WRITTEN PROBLEM
All of the material below is to be repeated exactly.

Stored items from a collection

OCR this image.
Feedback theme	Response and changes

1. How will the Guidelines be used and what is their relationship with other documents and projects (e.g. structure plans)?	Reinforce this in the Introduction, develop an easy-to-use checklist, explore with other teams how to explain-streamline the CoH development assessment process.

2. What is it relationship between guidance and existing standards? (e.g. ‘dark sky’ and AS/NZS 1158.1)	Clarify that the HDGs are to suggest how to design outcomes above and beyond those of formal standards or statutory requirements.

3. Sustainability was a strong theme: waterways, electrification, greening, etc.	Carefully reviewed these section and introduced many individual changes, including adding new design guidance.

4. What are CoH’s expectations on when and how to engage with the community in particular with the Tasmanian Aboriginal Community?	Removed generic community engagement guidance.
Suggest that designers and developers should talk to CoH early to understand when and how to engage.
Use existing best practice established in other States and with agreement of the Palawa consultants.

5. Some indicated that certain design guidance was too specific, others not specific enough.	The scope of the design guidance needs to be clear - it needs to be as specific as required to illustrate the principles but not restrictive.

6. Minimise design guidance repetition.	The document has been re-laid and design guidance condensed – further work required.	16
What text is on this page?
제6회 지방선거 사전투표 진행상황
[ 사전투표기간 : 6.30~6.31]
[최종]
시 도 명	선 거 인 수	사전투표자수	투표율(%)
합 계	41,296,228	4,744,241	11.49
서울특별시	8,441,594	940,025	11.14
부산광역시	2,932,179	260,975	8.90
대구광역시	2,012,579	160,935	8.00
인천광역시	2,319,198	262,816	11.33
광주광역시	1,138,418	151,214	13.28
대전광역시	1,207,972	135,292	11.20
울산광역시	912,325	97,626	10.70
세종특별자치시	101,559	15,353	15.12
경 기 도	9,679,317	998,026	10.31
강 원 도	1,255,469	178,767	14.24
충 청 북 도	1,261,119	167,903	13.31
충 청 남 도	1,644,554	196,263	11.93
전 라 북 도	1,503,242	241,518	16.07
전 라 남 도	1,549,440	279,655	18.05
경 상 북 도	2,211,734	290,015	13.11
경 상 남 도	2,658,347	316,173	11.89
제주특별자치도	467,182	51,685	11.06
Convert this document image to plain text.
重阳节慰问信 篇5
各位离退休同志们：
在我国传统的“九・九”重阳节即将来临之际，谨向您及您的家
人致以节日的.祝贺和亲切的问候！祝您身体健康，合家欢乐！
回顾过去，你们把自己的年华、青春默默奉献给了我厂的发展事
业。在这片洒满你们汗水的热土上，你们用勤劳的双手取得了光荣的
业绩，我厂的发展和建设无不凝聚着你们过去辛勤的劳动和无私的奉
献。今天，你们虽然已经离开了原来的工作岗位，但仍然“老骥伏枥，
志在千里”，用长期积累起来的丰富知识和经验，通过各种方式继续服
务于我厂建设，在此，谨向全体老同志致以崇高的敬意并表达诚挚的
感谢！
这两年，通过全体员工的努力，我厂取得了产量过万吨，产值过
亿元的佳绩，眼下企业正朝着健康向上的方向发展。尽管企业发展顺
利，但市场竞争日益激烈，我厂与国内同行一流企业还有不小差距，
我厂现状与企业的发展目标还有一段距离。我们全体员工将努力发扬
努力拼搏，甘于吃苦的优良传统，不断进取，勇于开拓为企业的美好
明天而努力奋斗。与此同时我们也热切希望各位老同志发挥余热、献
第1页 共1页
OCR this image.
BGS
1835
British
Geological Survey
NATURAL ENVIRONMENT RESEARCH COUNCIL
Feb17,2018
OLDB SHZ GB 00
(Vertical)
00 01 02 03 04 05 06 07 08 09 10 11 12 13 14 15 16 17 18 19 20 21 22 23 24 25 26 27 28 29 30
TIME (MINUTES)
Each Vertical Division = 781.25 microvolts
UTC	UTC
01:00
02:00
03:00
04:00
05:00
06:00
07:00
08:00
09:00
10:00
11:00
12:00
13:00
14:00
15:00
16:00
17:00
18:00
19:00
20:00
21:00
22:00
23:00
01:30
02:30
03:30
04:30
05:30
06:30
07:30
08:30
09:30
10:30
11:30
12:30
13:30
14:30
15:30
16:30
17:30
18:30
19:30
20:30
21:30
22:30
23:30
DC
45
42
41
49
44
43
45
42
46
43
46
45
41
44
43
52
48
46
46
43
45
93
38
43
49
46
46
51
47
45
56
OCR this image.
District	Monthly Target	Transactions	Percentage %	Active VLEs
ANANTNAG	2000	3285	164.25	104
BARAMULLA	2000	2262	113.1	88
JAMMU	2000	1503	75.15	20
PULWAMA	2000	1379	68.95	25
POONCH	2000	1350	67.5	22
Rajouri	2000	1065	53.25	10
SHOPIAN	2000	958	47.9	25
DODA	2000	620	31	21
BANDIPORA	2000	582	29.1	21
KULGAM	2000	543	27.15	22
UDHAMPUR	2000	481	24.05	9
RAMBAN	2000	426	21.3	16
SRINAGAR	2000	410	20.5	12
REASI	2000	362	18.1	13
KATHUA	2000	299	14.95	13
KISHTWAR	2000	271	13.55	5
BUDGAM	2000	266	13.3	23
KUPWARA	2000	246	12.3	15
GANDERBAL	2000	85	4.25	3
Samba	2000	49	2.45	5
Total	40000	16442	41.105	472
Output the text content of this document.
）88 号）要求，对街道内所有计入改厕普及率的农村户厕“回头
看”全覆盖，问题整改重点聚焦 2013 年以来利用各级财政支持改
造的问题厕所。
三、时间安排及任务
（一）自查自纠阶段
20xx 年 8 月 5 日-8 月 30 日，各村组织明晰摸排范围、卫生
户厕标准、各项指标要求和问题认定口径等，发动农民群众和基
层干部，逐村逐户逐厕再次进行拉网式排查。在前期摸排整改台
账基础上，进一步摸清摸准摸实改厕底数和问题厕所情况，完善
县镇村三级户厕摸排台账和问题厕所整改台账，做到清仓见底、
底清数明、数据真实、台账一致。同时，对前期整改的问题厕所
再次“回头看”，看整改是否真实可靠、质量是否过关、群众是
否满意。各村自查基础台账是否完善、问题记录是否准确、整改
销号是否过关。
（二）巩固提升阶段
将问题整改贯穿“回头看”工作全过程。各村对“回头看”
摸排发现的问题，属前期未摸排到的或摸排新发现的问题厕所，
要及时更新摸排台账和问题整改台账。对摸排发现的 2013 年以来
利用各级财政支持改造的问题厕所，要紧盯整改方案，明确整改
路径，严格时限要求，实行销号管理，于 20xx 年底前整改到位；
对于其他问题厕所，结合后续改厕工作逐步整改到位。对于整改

RESULT OF THIS TASK
OCR this image.
Feedback theme	Response and changes

1. How will the Guidelines be used and what is their relationship with other documents and projects (e.g. structure plans)?	Reinforce this in the Introduction, develop an easy-to-use checklist, explore with other teams how to explain-streamline the CoH development assessment process.

2. What is it relationship between guidance and existing standards? (e.g. ‘dark sky’ and AS/NZS 1158.1)	Clarify that the HDGs are to suggest how to design outcomes above and beyond those of formal standards or statutory requirements.

3. Sustainability was a strong theme: waterways, electrification, greening, etc.	Carefully reviewed these section and introduced many individual changes, including adding new design guidance.

4. What are CoH’s expectations on when and how to engage with the community in particular with the Tasmanian Aboriginal Community?	Removed generic community engagement guidance.
Suggest that designers and developers should talk to CoH early to understand when and how to engage.
Use existing best practice established in other States and with agreement of the Palawa consultants.

5. Some indicated that certain design guidance was too specific, others not specific enough.	The scope of the design guidance needs to be clear - it needs to be as specific as required to illustrate the principles but not restrictive.

6. Minimise design guidance repetition.	The document has been re-laid and design guidance condensed – further work required.	16
What text is on this page?
제6회 지방선거 사전투표 진행상황
[ 사전투표기간 : 6.30~6.31]
[최종]
시 도 명	선 거 인 수	사전투표자수	투표율(%)
합 계	41,296,228	4,744,241	11.49
서울특별시	8,441,594	940,025	11.14
부산광역시	2,932,179	260,975	8.90
대구광역시	2,012,579	160,935	8.00
인천광역시	2,319,198	262,816	11.33
광주광역시	1,138,418	151,214	13.28
대전광역시	1,207,972	135,292	11.20
울산광역시	912,325	97,626	10.70
세종특별자치시	101,559	15,353	15.12
경 기 도	9,679,317	998,026	10.31
강 원 도	1,255,469	178,767	14.24
충 청 북 도	1,261,119	167,903	13.31
충 청 남 도	1,644,554	196,263	11.93
전 라 북 도	1,503,242	241,518	16.07
전 라 남 도	1,549,440	279,655	18.05
경 상 북 도	2,211,734	290,015	13.11
경 상 남 도	2,658,347	316,173	11.89
제주특별자치도	467,182	51,685	11.06
Convert this document image to plain text.
重阳节慰问信 篇5
各位离退休同志们：
在我国传统的“九・九”重阳节即将来临之际，谨向您及您的家
人致以节日的.祝贺和亲切的问候！祝您身体健康，合家欢乐！
回顾过去，你们把自己的年华、青春默默奉献给了我厂的发展事
业。在这片洒满你们汗水的热土上，你们用勤劳的双手取得了光荣的
业绩，我厂的发展和建设无不凝聚着你们过去辛勤的劳动和无私的奉
献。今天，你们虽然已经离开了原来的工作岗位，但仍然“老骥伏枥，
志在千里”，用长期积累起来的丰富知识和经验，通过各种方式继续服
务于我厂建设，在此，谨向全体老同志致以崇高的敬意并表达诚挚的
感谢！
这两年，通过全体员工的努力，我厂取得了产量过万吨，产值过
亿元的佳绩，眼下企业正朝着健康向上的方向发展。尽管企业发展顺
利，但市场竞争日益激烈，我厂与国内同行一流企业还有不小差距，
我厂现状与企业的发展目标还有一段距离。我们全体员工将努力发扬
努力拼搏，甘于吃苦的优良传统，不断进取，勇于开拓为企业的美好
明天而努力奋斗。与此同时我们也热切希望各位老同志发挥余热、献
第1页 共1页
OCR this image.
BGS
1835
British
Geological Survey
NATURAL ENVIRONMENT RESEARCH COUNCIL
Feb17,2018
OLDB SHZ GB 00
(Vertical)
00 01 02 03 04 05 06 07 08 09 10 11 12 13 14 15 16 17 18 19 20 21 22 23 24 25 26 27 28 29 30
TIME (MINUTES)
Each Vertical Division = 781.25 microvolts
UTC	UTC
01:00
02:00
03:00
04:00
05:00
06:00
07:00
08:00
09:00
10:00
11:00
12:00
13:00
14:00
15:00
16:00
17:00
18:00
19:00
20:00
21:00
22:00
23:00
01:30
02:30
03:30
04:30
05:30
06:30
07:30
08:30
09:30
10:30
11:30
12:30
13:30
14:30
15:30
16:30
17:30
18:30
19:30
20:30
21:30
22:30
23:30
DC
45
42
41
49
44
43
45
42
46
43
46
45
41
44
43
52
48
46
46
43
45
93
38
43
49
46
46
51
47
45
56
OCR this image.
District	Monthly Target	Transactions	Percentage %	Active VLEs
ANANTNAG	2000	3285	164.25	104
BARAMULLA	2000	2262	113.1	88
JAMMU	2000	1503	75.15	20
PULWAMA	2000	1379	68.95	25
POONCH	2000	1350	67.5	22
Rajouri	2000	1065	53.25	10
SHOPIAN	2000	958	47.9	25
DODA	2000	620	31	21
BANDIPORA	2000	582	29.1	21
KULGAM	2000	543	27.15	22
UDHAMPUR	2000	481	24.05	9
RAMBAN	2000	426	21.3	16
SRINAGAR	2000	410	20.5	12
REASI	2000	362	18.1	13
KATHUA	2000	299	14.95	13
KISHTWAR	2000	271	13.55	5
BUDGAM	2000	266	13.3	23
KUPWARA	2000	246	12.3	15
GANDERBAL	2000	85	4.25	3
Samba	2000	49	2.45	5
Total	40000	16442	41.105	472
Output the text content of this document.
）88 号）要求，对街道内所有计入改厕普及率的农村户厕“回头
看”全覆盖，问题整改重点聚焦 2013 年以来利用各级财政支持改
造的问题厕所。
三、时间安排及任务
（一）自查自纠阶段
20xx 年 8 月 5 日-8 月 30 日，各村组织明晰摸排范围、卫生
户厕标准、各项指标要求和问题认定口径等，发动农民群众和基
层干部，逐村逐户逐厕再次进行拉网式排查。在前期摸排整改台
账基础上，进一步摸清摸准摸实改厕底数和问题厕所情况，完善
县镇村三级户厕摸排台账和问题厕所整改台账，做到清仓见底、
底清数明、数据真实、台账一致。同时，对前期整改的问题厕所
再次“回头看”，看整改是否真实可靠、质量是否过关、群众是
否满意。各村自查基础台账是否完善、问题记录是否准确、整改
销号是否过关。
（二）巩固提升阶段
将问题整改贯穿“回头看”工作全过程。各村对“回头看”
摸排发现的问题，属前期未摸排到的或摸排新发现的问题厕所，
要及时更新摸排台账和问题整改台账。对摸排发现的 2013 年以来
利用各级财政支持改造的问题厕所，要紧盯整改方案，明确整改
路径，严格时限要求，实行销号管理，于 20xx 年底前整改到位；
对于其他问题厕所，结合后续改厕工作逐步整改到位。对于整改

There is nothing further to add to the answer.